• _Your instructions_
The entries below contain pictures. Retype everything except those pictures, exactly as given.
Begin Dataset entries
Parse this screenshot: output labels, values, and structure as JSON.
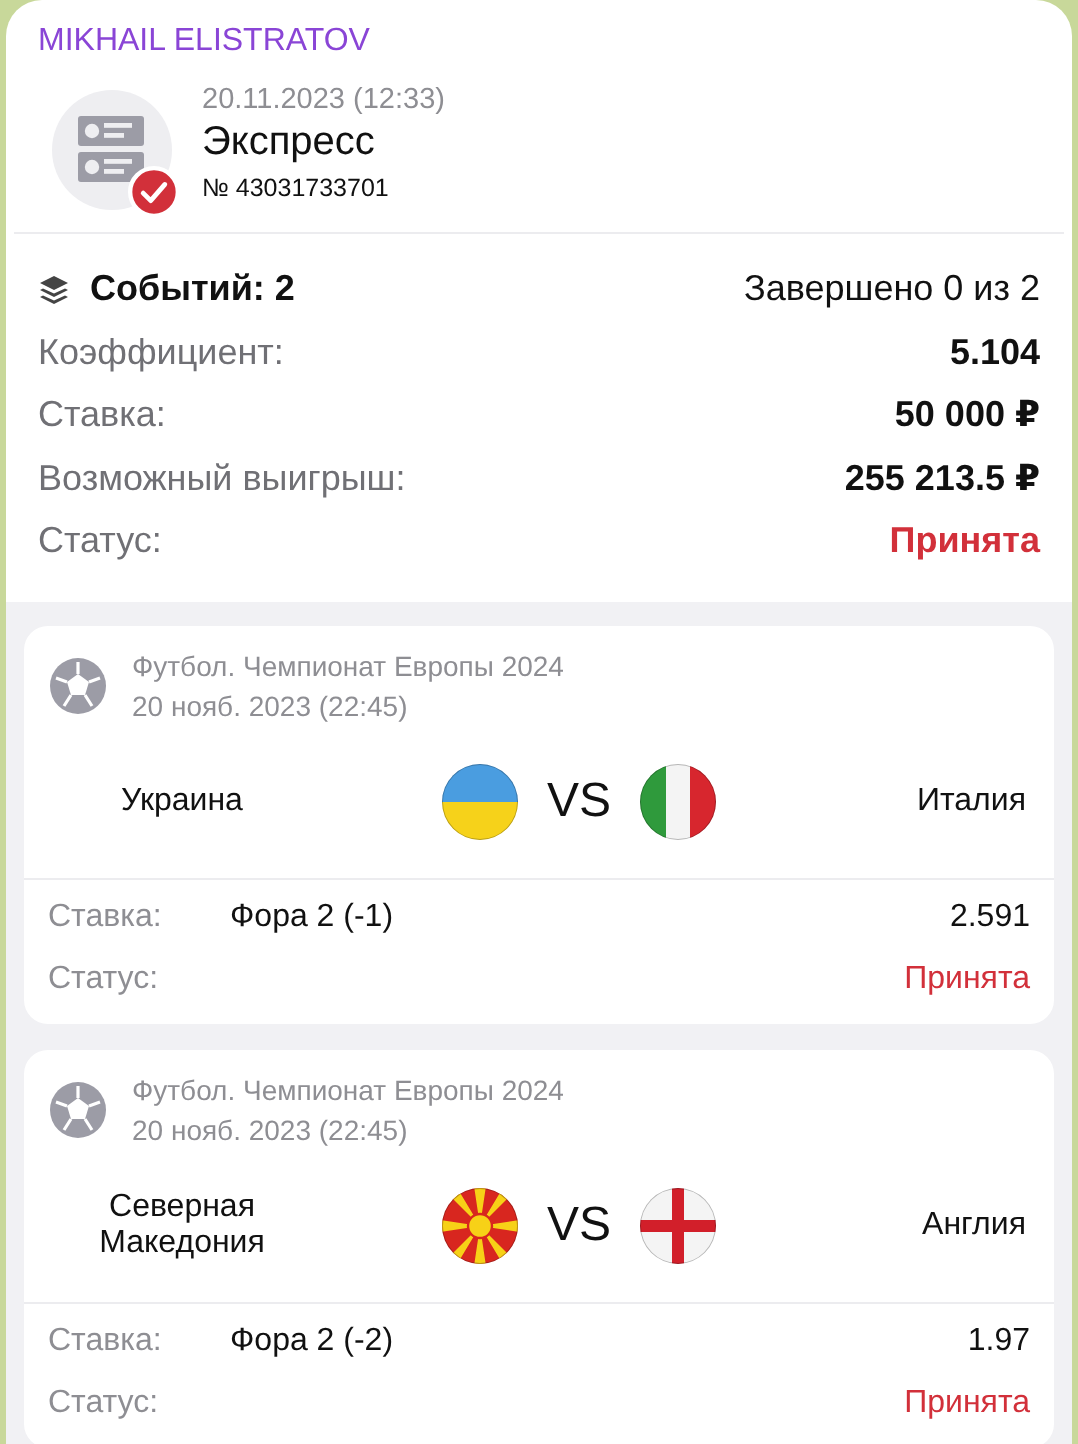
{
  "sender": "MIKHAIL ELISTRATOV",
  "bet": {
    "date": "20.11.2023 (12:33)",
    "type": "Экспресс",
    "number": "№ 43031733701",
    "confirmed": true
  },
  "summary": {
    "events_label": "Событий: 2",
    "events_value": "Завершено 0 из 2",
    "rows": [
      {
        "label": "Коэффициент:",
        "value": "5.104",
        "kind": "plain"
      },
      {
        "label": "Ставка:",
        "value": "50 000 ₽",
        "kind": "plain"
      },
      {
        "label": "Возможный выигрыш:",
        "value": "255 213.5 ₽",
        "kind": "plain"
      },
      {
        "label": "Статус:",
        "value": "Принята",
        "kind": "status"
      }
    ]
  },
  "matches": [
    {
      "league": "Футбол. Чемпионат Европы 2024",
      "date": "20 нояб. 2023 (22:45)",
      "home": {
        "name": "Украина",
        "kind": "ukraine"
      },
      "vs": "VS",
      "away": {
        "name": "Италия",
        "kind": "italy"
      },
      "bet_label": "Ставка:",
      "bet": "Фора 2 (-1)",
      "odds": "2.591",
      "status_label": "Статус:",
      "status": "Принята"
    },
    {
      "league": "Футбол. Чемпионат Европы 2024",
      "date": "20 нояб. 2023 (22:45)",
      "home": {
        "name": "Северная Македония",
        "kind": "macedonia"
      },
      "vs": "VS",
      "away": {
        "name": "Англия",
        "kind": "england"
      },
      "bet_label": "Ставка:",
      "bet": "Фора 2 (-2)",
      "odds": "1.97",
      "status_label": "Статус:",
      "status": "Принята"
    }
  ]
}
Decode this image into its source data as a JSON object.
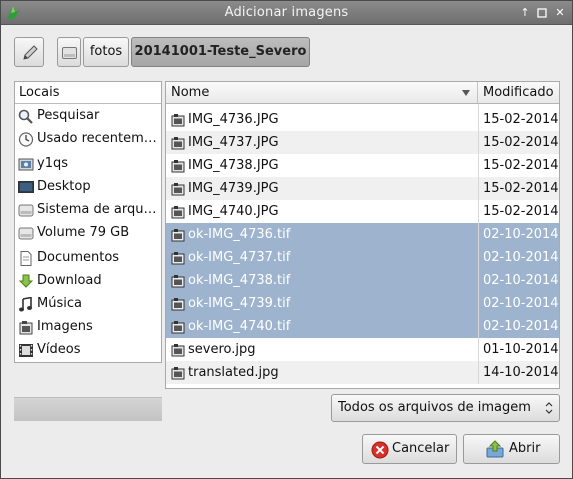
End Dataset entries
• _The answer_
Parse this screenshot: output labels, values, and structure as JSON.
{
  "sender": "MIKHAIL ELISTRATOV",
  "bet": {
    "date": "20.11.2023 (12:33)",
    "type": "Экспресс",
    "number": "№ 43031733701",
    "confirmed": true
  },
  "summary": {
    "events_label": "Событий: 2",
    "events_value": "Завершено 0 из 2",
    "rows": [
      {
        "label": "Коэффициент:",
        "value": "5.104",
        "kind": "plain"
      },
      {
        "label": "Ставка:",
        "value": "50 000 ₽",
        "kind": "plain"
      },
      {
        "label": "Возможный выигрыш:",
        "value": "255 213.5 ₽",
        "kind": "plain"
      },
      {
        "label": "Статус:",
        "value": "Принята",
        "kind": "status"
      }
    ]
  },
  "matches": [
    {
      "league": "Футбол. Чемпионат Европы 2024",
      "date": "20 нояб. 2023 (22:45)",
      "home": {
        "name": "Украина",
        "kind": "ukraine"
      },
      "vs": "VS",
      "away": {
        "name": "Италия",
        "kind": "italy"
      },
      "bet_label": "Ставка:",
      "bet": "Фора 2 (-1)",
      "odds": "2.591",
      "status_label": "Статус:",
      "status": "Принята"
    },
    {
      "league": "Футбол. Чемпионат Европы 2024",
      "date": "20 нояб. 2023 (22:45)",
      "home": {
        "name": "Северная Македония",
        "kind": "macedonia"
      },
      "vs": "VS",
      "away": {
        "name": "Англия",
        "kind": "england"
      },
      "bet_label": "Ставка:",
      "bet": "Фора 2 (-2)",
      "odds": "1.97",
      "status_label": "Статус:",
      "status": "Принята"
    }
  ]
}
Decode this image into its source data as a JSON object.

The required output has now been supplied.